SHORT TASK>
Using the records below, locate all lines containing "problems" and return them.

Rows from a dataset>
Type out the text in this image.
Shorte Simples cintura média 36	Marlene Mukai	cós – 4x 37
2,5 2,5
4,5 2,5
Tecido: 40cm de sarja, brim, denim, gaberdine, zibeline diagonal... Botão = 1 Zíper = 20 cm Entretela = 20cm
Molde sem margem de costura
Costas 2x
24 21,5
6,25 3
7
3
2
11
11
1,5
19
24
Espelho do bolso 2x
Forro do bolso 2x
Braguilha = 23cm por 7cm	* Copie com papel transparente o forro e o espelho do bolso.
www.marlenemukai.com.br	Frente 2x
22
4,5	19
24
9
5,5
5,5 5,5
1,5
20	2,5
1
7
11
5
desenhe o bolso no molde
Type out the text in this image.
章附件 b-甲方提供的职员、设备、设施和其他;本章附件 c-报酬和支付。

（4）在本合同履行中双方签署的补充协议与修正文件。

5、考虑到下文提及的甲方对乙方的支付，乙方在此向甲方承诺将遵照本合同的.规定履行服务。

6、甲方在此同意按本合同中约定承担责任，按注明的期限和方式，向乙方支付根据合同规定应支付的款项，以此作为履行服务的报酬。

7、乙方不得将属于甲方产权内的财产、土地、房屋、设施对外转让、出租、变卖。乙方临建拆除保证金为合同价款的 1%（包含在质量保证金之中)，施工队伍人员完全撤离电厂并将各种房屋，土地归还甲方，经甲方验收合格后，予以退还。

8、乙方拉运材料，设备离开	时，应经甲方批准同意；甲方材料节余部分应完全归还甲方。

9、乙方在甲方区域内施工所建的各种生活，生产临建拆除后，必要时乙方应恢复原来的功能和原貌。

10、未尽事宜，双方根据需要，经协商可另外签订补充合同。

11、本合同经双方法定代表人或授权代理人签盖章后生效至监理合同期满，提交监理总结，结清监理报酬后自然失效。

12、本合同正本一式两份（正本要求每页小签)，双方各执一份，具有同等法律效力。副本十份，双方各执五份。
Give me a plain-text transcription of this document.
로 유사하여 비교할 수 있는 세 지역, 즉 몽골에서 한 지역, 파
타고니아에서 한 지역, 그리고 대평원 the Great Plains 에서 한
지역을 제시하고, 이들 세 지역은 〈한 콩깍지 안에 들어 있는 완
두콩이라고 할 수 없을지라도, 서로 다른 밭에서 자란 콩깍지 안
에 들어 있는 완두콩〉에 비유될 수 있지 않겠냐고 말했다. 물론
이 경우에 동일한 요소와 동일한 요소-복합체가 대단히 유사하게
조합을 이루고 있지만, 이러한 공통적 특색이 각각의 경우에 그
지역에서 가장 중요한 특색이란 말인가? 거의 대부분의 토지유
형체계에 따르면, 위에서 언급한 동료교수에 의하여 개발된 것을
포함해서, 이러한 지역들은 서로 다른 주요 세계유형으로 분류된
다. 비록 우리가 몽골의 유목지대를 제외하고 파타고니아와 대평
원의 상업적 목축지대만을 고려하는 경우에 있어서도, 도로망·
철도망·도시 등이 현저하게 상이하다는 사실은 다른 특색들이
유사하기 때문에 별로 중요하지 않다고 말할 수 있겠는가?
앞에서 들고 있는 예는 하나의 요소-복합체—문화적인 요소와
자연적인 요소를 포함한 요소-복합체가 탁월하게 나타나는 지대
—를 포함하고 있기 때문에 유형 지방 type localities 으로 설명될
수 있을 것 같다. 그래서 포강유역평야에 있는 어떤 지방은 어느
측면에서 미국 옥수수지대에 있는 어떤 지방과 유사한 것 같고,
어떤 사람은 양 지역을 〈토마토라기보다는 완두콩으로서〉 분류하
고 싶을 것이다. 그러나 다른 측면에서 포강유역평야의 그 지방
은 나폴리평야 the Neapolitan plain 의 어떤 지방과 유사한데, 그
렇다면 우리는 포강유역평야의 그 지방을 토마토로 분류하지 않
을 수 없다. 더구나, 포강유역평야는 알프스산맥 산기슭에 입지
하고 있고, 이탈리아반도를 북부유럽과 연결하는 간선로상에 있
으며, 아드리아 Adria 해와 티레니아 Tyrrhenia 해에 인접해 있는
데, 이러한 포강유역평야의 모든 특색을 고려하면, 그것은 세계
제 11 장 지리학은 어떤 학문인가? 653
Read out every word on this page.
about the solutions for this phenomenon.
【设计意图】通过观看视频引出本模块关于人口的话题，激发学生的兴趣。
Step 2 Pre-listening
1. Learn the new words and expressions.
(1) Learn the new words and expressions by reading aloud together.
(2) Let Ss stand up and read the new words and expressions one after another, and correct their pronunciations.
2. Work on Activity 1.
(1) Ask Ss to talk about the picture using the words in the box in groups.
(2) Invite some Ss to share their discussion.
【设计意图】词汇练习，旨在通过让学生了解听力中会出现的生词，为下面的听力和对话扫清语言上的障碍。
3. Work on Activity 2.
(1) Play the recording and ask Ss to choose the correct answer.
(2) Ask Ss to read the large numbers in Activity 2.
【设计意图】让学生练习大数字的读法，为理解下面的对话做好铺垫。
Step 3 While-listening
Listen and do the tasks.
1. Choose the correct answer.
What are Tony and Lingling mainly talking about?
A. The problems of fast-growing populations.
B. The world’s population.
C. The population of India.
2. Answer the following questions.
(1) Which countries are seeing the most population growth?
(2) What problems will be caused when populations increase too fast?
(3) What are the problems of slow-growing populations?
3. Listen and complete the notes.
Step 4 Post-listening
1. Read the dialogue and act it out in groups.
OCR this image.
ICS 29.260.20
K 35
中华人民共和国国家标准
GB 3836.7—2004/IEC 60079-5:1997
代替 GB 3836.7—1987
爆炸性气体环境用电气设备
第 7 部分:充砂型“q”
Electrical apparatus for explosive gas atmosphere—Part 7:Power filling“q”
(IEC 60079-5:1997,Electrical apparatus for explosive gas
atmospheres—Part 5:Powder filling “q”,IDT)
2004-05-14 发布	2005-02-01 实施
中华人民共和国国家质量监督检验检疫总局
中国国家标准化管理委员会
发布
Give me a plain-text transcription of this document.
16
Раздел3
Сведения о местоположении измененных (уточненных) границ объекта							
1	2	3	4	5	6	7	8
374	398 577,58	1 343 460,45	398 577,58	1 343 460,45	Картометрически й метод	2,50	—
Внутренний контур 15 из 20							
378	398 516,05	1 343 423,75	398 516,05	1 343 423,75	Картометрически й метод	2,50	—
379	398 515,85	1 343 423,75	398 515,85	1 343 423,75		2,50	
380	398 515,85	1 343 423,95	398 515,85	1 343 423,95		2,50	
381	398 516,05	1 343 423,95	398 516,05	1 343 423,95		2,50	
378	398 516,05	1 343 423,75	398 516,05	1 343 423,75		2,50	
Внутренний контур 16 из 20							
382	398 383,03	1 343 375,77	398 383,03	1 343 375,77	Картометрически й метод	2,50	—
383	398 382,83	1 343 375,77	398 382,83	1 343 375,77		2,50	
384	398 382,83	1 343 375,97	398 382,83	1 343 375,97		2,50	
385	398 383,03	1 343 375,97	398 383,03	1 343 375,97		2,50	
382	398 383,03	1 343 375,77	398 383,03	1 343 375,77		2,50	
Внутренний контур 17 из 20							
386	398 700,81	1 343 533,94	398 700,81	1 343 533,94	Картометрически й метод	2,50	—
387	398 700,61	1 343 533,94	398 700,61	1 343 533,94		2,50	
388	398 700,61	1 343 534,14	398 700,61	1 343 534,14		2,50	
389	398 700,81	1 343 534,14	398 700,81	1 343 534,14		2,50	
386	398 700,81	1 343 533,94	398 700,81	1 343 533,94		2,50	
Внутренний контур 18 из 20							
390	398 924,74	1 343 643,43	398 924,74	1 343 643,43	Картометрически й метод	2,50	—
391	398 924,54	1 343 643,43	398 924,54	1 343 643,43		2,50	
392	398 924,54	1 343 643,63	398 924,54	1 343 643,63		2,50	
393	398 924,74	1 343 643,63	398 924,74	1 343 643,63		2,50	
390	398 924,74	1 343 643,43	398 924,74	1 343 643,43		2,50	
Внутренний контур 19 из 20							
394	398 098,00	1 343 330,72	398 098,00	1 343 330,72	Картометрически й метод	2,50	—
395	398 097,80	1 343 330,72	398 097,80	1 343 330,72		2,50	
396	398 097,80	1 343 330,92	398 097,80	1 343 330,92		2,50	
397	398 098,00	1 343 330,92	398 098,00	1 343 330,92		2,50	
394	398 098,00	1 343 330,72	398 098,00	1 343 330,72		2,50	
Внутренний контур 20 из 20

WRITTEN SOLUTION>
A. The problems of fast-growing populations.
(2) What problems will be caused when populations increase too fast?
(3) What are the problems of slow-growing populations?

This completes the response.